## THE TASK
Below are the entries; state how many of their lines contain the string "value", and nothing more.

## DATA PROVIDED
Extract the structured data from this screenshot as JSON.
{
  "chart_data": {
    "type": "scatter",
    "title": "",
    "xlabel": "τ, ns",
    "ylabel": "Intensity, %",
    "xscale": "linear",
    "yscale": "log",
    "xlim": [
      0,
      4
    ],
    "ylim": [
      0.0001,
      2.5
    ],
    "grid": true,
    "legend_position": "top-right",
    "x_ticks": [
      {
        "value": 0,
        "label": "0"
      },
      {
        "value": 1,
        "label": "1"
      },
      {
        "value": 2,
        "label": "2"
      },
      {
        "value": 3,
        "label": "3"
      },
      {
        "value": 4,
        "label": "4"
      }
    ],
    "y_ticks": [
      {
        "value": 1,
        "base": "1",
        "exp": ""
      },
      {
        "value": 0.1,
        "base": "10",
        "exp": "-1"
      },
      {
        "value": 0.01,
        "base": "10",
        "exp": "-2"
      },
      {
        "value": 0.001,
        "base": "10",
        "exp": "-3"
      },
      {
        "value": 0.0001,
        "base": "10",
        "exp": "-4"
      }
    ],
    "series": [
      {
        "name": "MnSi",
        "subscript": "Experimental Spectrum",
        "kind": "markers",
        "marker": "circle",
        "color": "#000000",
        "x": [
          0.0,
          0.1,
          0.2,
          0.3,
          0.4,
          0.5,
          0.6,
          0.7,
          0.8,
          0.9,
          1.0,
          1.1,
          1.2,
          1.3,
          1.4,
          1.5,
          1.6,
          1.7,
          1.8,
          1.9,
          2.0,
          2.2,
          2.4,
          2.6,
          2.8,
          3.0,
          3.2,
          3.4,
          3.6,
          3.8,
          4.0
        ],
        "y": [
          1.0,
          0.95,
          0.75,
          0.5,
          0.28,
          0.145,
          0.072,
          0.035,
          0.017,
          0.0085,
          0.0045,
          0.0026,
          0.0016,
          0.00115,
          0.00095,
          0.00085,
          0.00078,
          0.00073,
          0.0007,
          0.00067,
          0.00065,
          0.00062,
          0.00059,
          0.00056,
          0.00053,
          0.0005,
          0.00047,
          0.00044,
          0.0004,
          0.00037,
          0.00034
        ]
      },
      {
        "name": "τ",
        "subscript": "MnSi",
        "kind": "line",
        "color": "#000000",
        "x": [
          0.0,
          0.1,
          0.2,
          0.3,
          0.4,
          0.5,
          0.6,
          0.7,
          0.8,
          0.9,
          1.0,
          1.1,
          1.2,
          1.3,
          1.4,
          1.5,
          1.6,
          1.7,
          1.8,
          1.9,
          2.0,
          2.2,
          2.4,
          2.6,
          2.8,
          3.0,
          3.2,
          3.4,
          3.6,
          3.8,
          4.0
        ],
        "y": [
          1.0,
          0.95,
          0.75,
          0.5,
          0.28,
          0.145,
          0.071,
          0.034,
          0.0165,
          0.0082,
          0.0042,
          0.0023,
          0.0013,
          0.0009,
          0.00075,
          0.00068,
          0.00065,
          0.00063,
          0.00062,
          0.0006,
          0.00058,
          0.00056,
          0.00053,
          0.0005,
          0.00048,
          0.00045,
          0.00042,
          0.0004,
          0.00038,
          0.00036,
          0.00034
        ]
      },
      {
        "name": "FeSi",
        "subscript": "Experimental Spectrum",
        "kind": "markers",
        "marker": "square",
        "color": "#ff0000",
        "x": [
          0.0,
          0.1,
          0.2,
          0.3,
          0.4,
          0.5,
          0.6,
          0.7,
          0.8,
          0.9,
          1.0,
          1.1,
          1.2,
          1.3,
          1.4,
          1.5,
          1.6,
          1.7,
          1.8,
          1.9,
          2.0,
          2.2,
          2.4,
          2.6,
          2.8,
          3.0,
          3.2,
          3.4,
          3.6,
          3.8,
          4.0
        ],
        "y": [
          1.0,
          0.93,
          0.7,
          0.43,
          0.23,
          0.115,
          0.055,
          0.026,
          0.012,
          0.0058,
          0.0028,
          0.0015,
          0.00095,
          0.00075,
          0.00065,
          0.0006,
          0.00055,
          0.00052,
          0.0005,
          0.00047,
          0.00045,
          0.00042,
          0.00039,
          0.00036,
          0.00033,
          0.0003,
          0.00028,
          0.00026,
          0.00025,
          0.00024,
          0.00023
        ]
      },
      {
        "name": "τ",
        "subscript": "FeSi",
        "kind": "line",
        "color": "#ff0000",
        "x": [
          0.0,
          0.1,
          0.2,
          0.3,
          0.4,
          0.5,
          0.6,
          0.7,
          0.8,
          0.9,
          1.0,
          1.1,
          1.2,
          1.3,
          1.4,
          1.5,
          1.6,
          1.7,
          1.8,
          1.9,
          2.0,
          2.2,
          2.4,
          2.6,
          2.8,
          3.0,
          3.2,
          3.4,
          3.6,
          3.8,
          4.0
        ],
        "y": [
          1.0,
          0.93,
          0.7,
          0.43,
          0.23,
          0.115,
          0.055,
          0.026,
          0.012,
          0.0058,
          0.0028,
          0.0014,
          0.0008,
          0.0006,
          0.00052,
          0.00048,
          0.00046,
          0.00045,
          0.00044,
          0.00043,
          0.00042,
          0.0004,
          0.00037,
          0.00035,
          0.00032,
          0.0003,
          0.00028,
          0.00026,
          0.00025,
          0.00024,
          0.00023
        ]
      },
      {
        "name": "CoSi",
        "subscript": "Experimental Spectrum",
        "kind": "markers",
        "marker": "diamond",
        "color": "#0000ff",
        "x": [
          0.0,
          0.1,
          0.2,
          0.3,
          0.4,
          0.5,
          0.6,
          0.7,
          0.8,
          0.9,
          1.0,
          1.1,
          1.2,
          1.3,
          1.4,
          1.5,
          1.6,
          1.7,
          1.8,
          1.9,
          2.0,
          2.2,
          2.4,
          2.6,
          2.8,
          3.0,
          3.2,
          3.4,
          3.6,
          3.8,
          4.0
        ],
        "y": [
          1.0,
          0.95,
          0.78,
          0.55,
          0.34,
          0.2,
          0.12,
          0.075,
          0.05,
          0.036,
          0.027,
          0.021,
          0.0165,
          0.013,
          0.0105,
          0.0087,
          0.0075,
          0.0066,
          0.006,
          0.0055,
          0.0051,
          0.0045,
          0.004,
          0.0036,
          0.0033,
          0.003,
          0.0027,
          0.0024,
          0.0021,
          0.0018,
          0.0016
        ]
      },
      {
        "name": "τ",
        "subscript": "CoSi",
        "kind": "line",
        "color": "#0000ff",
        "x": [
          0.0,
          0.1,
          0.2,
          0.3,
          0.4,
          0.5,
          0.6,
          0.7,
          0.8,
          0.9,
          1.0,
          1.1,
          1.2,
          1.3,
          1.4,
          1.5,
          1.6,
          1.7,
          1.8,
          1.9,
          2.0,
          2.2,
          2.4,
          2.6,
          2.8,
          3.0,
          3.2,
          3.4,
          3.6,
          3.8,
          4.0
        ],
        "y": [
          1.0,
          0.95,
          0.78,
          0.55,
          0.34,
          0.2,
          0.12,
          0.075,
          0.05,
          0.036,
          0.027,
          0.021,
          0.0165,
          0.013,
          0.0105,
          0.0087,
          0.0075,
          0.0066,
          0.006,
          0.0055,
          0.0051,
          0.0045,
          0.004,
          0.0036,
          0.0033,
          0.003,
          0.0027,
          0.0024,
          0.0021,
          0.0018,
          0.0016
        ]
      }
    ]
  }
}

## OUTPUT
10